Stated goal:
Read the records below. Copy each line where the string "name" occurs.

Source material:

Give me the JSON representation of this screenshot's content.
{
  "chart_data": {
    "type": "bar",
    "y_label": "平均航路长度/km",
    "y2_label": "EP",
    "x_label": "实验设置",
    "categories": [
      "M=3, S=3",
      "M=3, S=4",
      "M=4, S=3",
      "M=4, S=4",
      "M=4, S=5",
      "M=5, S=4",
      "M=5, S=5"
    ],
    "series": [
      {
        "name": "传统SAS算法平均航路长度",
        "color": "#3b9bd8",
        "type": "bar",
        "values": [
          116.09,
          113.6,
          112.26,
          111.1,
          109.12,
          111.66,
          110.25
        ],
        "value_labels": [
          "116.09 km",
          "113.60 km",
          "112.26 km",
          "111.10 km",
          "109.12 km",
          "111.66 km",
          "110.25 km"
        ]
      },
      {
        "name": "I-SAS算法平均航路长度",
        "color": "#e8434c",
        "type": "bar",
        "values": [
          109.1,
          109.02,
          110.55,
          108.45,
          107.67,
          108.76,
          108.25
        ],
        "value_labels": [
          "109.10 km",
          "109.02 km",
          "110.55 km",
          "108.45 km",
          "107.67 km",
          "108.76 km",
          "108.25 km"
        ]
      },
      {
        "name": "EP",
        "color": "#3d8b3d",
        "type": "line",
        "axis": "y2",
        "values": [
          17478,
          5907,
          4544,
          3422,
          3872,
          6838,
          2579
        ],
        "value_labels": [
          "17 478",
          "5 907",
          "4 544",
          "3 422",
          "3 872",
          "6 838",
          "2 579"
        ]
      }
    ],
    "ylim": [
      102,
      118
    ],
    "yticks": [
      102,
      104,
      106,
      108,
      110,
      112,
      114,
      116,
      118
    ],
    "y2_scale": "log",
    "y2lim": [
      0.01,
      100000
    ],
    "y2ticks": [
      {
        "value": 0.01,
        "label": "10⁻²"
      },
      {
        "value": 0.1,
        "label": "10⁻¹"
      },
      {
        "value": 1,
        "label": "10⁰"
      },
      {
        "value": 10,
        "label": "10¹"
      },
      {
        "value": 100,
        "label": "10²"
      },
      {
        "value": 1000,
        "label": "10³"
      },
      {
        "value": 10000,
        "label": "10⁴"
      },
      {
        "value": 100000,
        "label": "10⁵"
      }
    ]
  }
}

Solved exercise:
        "name": "传统SAS算法平均航路长度",
        "name": "I-SAS算法平均航路长度",
        "name": "EP",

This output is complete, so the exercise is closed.